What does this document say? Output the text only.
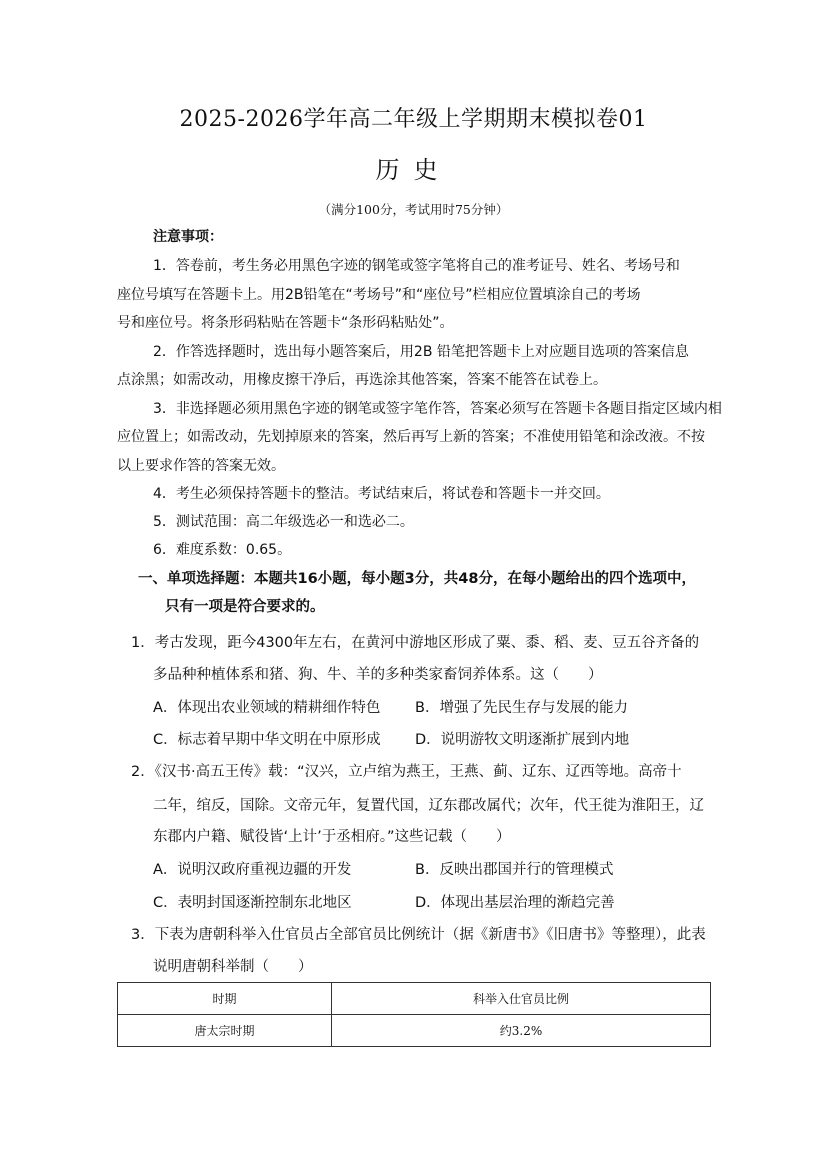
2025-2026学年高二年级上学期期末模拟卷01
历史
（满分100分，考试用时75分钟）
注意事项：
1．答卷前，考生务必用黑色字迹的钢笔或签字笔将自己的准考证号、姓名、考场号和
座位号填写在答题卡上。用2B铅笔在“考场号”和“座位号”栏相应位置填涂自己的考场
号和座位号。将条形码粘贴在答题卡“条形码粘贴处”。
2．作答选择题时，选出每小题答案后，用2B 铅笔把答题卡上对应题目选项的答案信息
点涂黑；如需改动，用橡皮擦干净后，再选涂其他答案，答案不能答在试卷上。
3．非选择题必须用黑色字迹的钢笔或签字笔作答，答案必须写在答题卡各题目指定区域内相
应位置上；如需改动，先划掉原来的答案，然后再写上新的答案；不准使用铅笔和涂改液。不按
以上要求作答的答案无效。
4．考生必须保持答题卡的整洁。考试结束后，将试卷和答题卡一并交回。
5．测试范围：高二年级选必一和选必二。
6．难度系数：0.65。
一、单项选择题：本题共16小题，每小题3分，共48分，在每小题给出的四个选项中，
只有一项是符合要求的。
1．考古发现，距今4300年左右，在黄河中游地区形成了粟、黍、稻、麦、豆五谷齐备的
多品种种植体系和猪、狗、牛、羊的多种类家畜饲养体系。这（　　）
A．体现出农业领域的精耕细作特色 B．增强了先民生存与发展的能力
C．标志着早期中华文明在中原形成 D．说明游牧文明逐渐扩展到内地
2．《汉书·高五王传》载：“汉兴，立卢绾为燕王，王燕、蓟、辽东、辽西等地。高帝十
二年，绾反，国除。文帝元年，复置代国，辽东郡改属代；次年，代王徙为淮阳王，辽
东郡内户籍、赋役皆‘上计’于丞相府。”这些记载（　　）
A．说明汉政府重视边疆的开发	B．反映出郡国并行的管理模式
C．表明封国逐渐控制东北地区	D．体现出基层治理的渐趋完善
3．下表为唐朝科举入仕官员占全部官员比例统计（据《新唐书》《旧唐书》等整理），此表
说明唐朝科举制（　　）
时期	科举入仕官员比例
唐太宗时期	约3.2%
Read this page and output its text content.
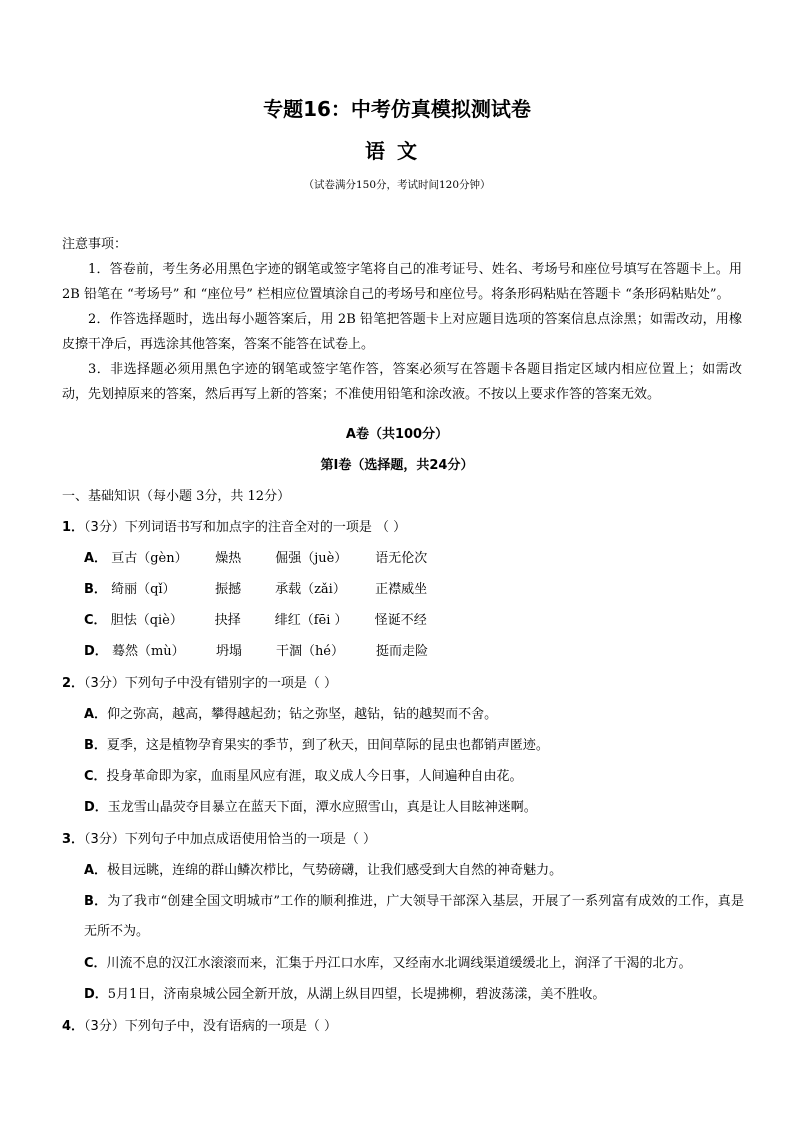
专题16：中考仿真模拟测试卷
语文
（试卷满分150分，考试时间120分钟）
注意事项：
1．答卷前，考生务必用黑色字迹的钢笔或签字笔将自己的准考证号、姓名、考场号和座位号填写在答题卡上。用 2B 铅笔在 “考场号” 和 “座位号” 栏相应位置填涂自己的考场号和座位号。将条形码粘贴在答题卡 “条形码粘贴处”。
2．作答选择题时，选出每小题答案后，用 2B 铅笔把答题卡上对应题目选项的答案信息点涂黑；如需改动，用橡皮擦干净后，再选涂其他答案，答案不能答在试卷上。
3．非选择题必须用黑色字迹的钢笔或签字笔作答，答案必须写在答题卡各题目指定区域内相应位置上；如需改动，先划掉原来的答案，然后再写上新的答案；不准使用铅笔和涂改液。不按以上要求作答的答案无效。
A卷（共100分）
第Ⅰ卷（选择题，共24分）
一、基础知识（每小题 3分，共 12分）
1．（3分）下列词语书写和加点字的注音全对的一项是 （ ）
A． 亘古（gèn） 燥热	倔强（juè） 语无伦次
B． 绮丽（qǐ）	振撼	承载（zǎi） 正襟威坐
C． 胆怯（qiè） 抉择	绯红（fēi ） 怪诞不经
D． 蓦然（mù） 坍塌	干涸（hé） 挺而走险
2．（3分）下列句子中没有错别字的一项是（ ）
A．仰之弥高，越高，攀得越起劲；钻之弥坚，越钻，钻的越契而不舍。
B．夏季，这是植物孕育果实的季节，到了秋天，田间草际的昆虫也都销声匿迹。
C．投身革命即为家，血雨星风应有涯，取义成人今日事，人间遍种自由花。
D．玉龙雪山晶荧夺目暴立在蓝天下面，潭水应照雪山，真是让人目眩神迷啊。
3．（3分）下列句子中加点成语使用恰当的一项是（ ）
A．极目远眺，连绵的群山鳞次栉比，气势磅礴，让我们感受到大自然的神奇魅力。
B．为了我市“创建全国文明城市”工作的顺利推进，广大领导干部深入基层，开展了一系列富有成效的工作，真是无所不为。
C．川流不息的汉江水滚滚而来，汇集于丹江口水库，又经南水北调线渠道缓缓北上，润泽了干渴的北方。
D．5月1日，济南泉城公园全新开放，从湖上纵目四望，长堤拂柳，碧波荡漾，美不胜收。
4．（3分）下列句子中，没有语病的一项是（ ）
··········
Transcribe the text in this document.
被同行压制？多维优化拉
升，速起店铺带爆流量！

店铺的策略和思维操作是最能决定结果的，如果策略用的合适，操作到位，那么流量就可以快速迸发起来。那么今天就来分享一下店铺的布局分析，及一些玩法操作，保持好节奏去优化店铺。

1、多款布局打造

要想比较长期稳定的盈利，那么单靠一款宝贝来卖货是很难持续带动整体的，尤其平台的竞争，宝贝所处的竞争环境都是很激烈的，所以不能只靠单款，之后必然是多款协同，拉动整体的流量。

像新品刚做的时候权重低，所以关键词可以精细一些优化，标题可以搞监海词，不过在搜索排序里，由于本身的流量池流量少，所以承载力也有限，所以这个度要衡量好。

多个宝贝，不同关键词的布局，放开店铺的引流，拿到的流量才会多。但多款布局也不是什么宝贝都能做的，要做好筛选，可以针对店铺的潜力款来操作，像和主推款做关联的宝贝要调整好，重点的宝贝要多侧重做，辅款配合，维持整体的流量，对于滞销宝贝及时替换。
··········
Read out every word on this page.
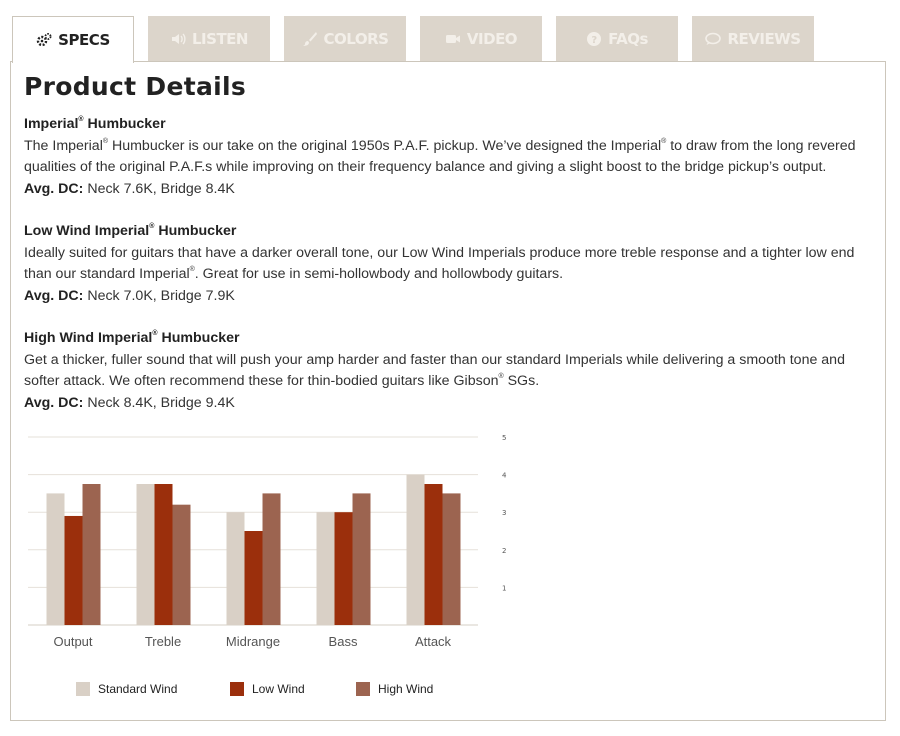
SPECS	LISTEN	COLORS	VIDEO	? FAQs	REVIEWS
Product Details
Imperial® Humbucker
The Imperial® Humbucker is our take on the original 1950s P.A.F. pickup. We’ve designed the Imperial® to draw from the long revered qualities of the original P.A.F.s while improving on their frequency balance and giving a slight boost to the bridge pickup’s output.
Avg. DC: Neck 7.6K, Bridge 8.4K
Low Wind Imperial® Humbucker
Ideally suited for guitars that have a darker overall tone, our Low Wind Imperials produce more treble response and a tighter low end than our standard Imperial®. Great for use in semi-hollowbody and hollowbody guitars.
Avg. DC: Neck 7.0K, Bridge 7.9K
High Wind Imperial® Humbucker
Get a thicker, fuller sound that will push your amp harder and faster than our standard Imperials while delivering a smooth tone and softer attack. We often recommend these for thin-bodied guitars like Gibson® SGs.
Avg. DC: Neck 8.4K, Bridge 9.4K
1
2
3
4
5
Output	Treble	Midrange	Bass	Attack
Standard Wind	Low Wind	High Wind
··········
#### Exercise prompt
Using the records above, copy every line that has the word "guitars" in it.

#### Exercise response
Ideally suited for guitars that have a darker overall tone, our Low Wind Imperials produce more treble response and a tighter low end than our standard Imperial®. Great for use in semi-hollowbody and hollowbody guitars.
Get a thicker, fuller sound that will push your amp harder and faster than our standard Imperials while delivering a smooth tone and softer attack. We often recommend these for thin-bodied guitars like Gibson® SGs.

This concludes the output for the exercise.